Excerpts from a figure dataset

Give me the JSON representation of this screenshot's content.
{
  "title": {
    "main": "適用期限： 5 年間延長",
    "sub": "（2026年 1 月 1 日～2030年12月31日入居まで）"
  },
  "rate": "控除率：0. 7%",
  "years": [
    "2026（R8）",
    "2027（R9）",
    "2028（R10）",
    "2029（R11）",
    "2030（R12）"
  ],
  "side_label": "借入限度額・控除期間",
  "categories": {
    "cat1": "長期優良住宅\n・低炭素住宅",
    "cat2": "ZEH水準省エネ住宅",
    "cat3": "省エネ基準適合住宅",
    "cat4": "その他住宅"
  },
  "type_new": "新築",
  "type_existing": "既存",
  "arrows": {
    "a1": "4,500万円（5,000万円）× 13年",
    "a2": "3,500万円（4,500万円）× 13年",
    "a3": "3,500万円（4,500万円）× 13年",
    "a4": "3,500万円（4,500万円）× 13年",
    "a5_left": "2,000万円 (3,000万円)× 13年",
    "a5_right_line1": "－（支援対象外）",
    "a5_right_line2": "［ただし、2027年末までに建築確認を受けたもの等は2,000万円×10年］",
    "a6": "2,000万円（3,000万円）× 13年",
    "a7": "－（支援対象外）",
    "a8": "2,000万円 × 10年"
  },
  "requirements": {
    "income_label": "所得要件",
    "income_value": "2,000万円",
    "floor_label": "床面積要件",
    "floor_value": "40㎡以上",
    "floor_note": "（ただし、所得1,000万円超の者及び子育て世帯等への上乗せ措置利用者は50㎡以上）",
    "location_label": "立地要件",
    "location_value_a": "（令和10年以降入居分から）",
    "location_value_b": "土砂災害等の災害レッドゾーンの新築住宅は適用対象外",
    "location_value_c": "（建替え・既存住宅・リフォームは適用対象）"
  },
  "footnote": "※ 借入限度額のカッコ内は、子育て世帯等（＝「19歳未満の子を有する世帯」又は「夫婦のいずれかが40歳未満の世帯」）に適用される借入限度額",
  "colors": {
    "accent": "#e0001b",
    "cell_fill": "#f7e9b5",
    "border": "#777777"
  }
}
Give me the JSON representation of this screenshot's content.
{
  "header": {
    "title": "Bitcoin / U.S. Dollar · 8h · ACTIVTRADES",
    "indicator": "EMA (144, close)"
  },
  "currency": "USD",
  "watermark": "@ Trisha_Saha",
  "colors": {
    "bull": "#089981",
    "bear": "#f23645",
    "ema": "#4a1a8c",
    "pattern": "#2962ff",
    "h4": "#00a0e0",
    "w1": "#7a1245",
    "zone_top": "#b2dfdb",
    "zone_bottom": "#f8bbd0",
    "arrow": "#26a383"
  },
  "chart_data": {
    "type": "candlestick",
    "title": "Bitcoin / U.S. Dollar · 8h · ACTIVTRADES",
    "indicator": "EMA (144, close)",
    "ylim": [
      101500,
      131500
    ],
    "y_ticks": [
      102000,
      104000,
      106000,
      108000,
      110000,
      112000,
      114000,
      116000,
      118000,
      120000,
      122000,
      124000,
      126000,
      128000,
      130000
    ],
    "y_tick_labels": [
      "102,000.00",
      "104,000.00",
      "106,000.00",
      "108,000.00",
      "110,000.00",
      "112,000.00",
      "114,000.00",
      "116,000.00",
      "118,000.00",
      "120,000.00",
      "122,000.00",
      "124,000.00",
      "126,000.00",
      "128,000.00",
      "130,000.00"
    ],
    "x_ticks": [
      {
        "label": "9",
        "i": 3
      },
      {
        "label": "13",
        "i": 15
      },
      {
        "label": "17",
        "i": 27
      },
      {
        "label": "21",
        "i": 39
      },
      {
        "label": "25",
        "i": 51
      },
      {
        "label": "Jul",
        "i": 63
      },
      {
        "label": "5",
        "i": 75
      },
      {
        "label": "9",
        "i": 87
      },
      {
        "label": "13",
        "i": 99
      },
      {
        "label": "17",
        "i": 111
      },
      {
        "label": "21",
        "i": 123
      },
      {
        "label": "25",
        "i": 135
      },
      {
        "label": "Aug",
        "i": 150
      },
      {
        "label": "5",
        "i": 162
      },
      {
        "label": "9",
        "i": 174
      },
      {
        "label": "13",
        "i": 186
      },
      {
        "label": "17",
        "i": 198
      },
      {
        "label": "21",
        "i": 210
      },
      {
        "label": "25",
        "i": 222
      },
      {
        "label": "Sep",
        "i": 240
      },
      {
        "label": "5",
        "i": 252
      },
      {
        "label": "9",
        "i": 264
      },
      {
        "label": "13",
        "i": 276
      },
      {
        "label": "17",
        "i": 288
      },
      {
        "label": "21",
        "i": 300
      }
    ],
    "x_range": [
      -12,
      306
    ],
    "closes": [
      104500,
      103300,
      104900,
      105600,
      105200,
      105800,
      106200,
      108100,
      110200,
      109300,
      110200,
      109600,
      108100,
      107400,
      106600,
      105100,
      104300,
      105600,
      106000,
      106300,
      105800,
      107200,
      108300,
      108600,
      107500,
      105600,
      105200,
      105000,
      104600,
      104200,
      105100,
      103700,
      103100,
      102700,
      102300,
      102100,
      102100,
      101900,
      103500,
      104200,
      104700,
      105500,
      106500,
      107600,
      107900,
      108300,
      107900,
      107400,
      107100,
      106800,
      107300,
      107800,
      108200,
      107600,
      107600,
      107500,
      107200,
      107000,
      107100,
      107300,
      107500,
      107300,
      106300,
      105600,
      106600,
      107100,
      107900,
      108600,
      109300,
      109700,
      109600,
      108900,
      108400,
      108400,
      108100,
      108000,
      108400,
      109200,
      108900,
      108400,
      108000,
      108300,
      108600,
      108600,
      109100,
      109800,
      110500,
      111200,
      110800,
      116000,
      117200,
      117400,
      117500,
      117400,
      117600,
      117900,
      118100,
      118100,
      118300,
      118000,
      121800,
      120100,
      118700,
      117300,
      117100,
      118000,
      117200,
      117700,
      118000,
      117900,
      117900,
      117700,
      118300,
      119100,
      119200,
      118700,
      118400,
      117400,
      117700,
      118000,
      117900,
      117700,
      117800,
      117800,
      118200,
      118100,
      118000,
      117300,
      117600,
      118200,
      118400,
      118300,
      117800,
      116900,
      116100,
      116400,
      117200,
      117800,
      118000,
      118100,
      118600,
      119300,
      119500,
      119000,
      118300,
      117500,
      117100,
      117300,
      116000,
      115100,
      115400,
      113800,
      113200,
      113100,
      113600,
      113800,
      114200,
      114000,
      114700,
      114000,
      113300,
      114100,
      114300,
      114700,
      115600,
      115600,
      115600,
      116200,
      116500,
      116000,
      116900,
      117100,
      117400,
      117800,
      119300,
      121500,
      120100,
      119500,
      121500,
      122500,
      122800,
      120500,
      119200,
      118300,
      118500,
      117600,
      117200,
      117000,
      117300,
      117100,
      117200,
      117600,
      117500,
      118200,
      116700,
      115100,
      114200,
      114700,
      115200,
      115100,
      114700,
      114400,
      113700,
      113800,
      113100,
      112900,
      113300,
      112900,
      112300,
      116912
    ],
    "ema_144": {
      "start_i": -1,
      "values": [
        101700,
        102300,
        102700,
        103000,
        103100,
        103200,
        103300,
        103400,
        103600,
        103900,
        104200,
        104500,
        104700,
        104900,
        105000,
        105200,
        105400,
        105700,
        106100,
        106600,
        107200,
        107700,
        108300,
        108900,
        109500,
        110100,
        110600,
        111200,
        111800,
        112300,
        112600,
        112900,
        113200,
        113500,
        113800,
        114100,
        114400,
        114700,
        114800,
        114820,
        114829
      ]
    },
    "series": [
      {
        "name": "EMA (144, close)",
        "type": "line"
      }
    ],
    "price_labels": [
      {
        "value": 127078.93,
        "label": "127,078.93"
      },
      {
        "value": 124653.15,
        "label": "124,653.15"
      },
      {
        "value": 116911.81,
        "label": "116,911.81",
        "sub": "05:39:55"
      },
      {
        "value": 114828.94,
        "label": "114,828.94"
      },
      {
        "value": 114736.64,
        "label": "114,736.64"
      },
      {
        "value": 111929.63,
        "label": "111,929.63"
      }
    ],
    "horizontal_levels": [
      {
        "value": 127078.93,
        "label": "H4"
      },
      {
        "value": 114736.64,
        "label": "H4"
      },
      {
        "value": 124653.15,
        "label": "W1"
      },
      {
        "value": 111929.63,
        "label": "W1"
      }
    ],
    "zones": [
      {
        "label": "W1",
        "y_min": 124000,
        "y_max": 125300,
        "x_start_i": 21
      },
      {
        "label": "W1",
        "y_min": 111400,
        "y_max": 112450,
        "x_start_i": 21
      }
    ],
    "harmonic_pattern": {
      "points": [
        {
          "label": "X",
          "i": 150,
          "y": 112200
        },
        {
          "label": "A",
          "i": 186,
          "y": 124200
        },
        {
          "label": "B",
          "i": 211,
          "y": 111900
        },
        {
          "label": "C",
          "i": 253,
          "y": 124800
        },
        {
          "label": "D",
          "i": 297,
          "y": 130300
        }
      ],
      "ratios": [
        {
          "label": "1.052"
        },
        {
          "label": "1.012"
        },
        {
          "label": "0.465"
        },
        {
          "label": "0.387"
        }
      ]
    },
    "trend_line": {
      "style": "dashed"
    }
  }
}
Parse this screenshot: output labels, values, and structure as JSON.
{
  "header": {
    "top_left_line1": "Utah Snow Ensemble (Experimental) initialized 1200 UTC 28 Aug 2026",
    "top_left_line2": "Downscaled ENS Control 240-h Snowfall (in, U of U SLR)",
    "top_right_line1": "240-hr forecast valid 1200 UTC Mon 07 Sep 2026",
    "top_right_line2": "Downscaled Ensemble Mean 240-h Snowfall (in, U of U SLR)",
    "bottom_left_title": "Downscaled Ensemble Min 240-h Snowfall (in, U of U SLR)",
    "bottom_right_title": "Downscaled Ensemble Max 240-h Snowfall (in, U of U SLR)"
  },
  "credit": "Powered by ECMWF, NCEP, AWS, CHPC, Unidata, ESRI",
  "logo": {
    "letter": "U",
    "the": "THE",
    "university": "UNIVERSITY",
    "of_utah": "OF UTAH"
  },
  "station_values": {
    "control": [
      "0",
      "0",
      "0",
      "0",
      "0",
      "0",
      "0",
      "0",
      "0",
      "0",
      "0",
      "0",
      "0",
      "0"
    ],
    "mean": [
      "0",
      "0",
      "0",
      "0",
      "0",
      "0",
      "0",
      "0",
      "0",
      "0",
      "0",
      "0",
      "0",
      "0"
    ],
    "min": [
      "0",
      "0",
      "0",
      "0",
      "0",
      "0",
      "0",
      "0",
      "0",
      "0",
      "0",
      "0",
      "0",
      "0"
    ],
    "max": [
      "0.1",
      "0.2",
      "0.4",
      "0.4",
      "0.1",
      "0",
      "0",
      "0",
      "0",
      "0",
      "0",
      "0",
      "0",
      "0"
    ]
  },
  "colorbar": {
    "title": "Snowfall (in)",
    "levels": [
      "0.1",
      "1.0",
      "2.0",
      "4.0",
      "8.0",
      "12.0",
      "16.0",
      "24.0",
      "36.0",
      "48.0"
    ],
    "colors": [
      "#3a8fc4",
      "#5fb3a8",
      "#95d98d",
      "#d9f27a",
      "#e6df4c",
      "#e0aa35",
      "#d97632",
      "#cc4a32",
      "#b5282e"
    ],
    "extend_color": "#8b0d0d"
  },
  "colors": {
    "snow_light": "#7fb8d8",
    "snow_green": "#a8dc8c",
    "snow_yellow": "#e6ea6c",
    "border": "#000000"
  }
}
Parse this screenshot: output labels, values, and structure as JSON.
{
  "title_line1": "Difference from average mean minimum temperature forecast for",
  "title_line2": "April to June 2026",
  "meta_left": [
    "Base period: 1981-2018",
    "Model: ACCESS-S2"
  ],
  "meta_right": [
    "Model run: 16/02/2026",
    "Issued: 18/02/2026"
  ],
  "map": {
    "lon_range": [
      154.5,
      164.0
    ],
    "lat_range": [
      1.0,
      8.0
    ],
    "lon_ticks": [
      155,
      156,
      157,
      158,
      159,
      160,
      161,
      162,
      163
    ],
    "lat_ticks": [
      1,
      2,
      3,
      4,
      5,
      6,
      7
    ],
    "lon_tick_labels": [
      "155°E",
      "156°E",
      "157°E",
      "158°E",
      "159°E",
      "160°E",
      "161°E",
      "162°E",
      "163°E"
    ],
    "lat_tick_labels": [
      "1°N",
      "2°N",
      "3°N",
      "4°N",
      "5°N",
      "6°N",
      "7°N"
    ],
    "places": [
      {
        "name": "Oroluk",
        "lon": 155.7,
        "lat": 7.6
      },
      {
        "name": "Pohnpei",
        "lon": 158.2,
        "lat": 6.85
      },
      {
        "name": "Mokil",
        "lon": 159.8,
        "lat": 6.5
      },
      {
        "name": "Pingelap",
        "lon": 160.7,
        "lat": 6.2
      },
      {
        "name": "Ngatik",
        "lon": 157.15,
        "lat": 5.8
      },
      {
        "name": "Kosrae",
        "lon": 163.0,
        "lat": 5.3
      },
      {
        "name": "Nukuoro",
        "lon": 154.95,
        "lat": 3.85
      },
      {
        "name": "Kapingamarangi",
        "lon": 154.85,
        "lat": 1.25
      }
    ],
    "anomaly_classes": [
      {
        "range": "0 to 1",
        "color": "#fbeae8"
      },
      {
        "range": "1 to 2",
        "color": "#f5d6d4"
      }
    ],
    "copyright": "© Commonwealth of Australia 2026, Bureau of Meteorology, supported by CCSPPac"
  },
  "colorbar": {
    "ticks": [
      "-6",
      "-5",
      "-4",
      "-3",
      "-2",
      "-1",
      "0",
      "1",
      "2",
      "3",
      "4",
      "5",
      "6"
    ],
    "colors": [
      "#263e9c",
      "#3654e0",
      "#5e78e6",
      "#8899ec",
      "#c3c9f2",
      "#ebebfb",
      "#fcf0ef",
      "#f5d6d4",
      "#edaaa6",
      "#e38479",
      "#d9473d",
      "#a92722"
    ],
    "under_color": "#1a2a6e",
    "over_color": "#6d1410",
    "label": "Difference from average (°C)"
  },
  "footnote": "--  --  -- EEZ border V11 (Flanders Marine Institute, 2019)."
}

▶ **TASK DESCRIPTION**
Go through the listing above and list every line that has the word "Downscaled".

▶ **REPLY TO THE TASK**
    "top_left_line2": "Downscaled ENS Control 240-h Snowfall (in, U of U SLR)",
    "top_right_line2": "Downscaled Ensemble Mean 240-h Snowfall (in, U of U SLR)",
    "bottom_left_title": "Downscaled Ensemble Min 240-h Snowfall (in, U of U SLR)",
    "bottom_right_title": "Downscaled Ensemble Max 240-h Snowfall (in, U of U SLR)"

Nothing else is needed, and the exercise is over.